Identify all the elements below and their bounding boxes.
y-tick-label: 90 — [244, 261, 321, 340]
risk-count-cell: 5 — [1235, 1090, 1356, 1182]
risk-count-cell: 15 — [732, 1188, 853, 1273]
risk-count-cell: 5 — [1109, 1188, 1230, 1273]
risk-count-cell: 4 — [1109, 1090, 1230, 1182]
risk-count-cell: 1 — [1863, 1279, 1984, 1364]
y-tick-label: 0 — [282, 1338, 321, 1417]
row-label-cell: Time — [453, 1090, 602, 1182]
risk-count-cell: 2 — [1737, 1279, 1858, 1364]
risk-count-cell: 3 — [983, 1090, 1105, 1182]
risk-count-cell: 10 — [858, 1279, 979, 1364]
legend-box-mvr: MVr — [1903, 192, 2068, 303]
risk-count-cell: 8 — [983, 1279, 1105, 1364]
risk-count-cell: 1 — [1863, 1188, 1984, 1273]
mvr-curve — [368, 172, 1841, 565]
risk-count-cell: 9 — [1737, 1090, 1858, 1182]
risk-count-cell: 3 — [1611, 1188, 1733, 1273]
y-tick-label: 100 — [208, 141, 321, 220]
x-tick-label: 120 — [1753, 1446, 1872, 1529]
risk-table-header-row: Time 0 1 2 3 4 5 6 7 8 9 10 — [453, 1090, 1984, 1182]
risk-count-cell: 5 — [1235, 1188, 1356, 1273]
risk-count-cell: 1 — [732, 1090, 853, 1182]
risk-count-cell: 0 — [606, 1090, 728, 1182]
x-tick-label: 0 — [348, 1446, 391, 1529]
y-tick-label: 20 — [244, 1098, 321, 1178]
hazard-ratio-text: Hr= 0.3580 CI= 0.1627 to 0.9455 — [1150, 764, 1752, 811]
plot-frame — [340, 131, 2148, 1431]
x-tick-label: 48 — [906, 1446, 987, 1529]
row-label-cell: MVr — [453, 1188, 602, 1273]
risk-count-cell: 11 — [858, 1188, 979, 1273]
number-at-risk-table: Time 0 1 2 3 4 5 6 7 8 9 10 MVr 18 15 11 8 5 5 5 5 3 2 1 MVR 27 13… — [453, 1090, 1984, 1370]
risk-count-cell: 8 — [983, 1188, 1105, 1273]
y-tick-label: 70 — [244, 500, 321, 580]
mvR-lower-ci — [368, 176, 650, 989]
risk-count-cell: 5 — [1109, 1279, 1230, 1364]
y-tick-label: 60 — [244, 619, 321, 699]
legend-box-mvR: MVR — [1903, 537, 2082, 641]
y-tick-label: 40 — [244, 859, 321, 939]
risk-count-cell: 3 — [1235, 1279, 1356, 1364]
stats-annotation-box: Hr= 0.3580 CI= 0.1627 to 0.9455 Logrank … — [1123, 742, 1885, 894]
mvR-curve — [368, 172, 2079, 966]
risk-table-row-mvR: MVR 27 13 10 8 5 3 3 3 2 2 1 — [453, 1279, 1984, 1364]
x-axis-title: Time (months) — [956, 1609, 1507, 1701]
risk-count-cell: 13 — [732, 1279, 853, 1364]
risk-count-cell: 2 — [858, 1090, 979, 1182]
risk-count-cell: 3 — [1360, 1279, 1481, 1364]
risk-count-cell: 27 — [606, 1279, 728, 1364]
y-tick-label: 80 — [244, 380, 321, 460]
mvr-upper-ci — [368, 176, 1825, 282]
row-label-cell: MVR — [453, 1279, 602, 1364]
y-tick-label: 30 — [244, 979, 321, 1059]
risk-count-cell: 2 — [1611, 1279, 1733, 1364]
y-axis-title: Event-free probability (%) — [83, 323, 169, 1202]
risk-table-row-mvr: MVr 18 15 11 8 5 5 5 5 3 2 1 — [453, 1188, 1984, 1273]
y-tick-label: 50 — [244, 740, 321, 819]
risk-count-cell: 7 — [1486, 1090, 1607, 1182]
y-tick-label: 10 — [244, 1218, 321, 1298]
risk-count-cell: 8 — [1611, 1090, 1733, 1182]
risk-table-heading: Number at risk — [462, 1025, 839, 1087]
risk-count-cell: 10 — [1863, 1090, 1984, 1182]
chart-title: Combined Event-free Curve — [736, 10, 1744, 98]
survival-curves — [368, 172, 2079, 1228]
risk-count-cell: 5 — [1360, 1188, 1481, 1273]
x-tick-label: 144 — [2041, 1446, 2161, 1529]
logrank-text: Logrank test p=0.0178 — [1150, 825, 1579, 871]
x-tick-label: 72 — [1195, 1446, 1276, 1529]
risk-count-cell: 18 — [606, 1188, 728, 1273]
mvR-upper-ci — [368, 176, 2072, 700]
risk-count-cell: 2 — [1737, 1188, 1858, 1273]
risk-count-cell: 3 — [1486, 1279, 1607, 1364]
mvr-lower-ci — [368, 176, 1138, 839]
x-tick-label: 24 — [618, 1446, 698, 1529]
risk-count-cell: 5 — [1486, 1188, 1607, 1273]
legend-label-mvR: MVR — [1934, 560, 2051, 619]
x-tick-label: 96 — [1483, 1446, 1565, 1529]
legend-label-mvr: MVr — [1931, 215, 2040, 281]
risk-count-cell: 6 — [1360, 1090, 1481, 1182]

### WHAT YOU ARE ASKED TO DO
Reproduce every line of the data above verbatim, without changing, adding or omitting anything.

### ANSWER TO THIS PROBLEM
Identify all the elements below and their bounding boxes.
y-tick-label: 90 — [244, 261, 321, 340]
risk-count-cell: 5 — [1235, 1090, 1356, 1182]
risk-count-cell: 15 — [732, 1188, 853, 1273]
risk-count-cell: 5 — [1109, 1188, 1230, 1273]
risk-count-cell: 4 — [1109, 1090, 1230, 1182]
risk-count-cell: 1 — [1863, 1279, 1984, 1364]
y-tick-label: 0 — [282, 1338, 321, 1417]
row-label-cell: Time — [453, 1090, 602, 1182]
risk-count-cell: 2 — [1737, 1279, 1858, 1364]
risk-count-cell: 3 — [983, 1090, 1105, 1182]
risk-count-cell: 10 — [858, 1279, 979, 1364]
legend-box-mvr: MVr — [1903, 192, 2068, 303]
risk-count-cell: 8 — [983, 1279, 1105, 1364]
risk-count-cell: 1 — [1863, 1188, 1984, 1273]
mvr-curve — [368, 172, 1841, 565]
risk-count-cell: 9 — [1737, 1090, 1858, 1182]
risk-count-cell: 3 — [1611, 1188, 1733, 1273]
y-tick-label: 100 — [208, 141, 321, 220]
x-tick-label: 120 — [1753, 1446, 1872, 1529]
risk-table-header-row: Time 0 1 2 3 4 5 6 7 8 9 10 — [453, 1090, 1984, 1182]
risk-count-cell: 5 — [1235, 1188, 1356, 1273]
risk-count-cell: 1 — [732, 1090, 853, 1182]
risk-count-cell: 0 — [606, 1090, 728, 1182]
x-tick-label: 0 — [348, 1446, 391, 1529]
y-tick-label: 20 — [244, 1098, 321, 1178]
hazard-ratio-text: Hr= 0.3580 CI= 0.1627 to 0.9455 — [1150, 764, 1752, 811]
plot-frame — [340, 131, 2148, 1431]
x-tick-label: 48 — [906, 1446, 987, 1529]
row-label-cell: MVr — [453, 1188, 602, 1273]
risk-count-cell: 11 — [858, 1188, 979, 1273]
number-at-risk-table: Time 0 1 2 3 4 5 6 7 8 9 10 MVr 18 15 11 8 5 5 5 5 3 2 1 MVR 27 13… — [453, 1090, 1984, 1370]
risk-count-cell: 8 — [983, 1188, 1105, 1273]
y-tick-label: 70 — [244, 500, 321, 580]
mvR-lower-ci — [368, 176, 650, 989]
risk-count-cell: 5 — [1109, 1279, 1230, 1364]
y-tick-label: 60 — [244, 619, 321, 699]
legend-box-mvR: MVR — [1903, 537, 2082, 641]
y-tick-label: 40 — [244, 859, 321, 939]
risk-count-cell: 3 — [1235, 1279, 1356, 1364]
stats-annotation-box: Hr= 0.3580 CI= 0.1627 to 0.9455 Logrank … — [1123, 742, 1885, 894]
mvR-curve — [368, 172, 2079, 966]
risk-table-row-mvR: MVR 27 13 10 8 5 3 3 3 2 2 1 — [453, 1279, 1984, 1364]
x-axis-title: Time (months) — [956, 1609, 1507, 1701]
risk-count-cell: 13 — [732, 1279, 853, 1364]
risk-count-cell: 2 — [858, 1090, 979, 1182]
risk-count-cell: 3 — [1360, 1279, 1481, 1364]
risk-count-cell: 27 — [606, 1279, 728, 1364]
y-tick-label: 80 — [244, 380, 321, 460]
mvr-upper-ci — [368, 176, 1825, 282]
row-label-cell: MVR — [453, 1279, 602, 1364]
y-tick-label: 30 — [244, 979, 321, 1059]
risk-count-cell: 2 — [1611, 1279, 1733, 1364]
y-axis-title: Event-free probability (%) — [83, 323, 169, 1202]
risk-table-row-mvr: MVr 18 15 11 8 5 5 5 5 3 2 1 — [453, 1188, 1984, 1273]
y-tick-label: 50 — [244, 740, 321, 819]
risk-count-cell: 7 — [1486, 1090, 1607, 1182]
y-tick-label: 10 — [244, 1218, 321, 1298]
risk-count-cell: 8 — [1611, 1090, 1733, 1182]
risk-table-heading: Number at risk — [462, 1025, 839, 1087]
risk-count-cell: 10 — [1863, 1090, 1984, 1182]
chart-title: Combined Event-free Curve — [736, 10, 1744, 98]
survival-curves — [368, 172, 2079, 1228]
risk-count-cell: 5 — [1360, 1188, 1481, 1273]
x-tick-label: 144 — [2041, 1446, 2161, 1529]
logrank-text: Logrank test p=0.0178 — [1150, 825, 1579, 871]
x-tick-label: 72 — [1195, 1446, 1276, 1529]
risk-count-cell: 18 — [606, 1188, 728, 1273]
mvR-upper-ci — [368, 176, 2072, 700]
risk-count-cell: 2 — [1737, 1188, 1858, 1273]
risk-count-cell: 3 — [1486, 1279, 1607, 1364]
mvr-lower-ci — [368, 176, 1138, 839]
x-tick-label: 24 — [618, 1446, 698, 1529]
risk-count-cell: 5 — [1486, 1188, 1607, 1273]
legend-label-mvR: MVR — [1934, 560, 2051, 619]
x-tick-label: 96 — [1483, 1446, 1565, 1529]
legend-label-mvr: MVr — [1931, 215, 2040, 281]
risk-count-cell: 6 — [1360, 1090, 1481, 1182]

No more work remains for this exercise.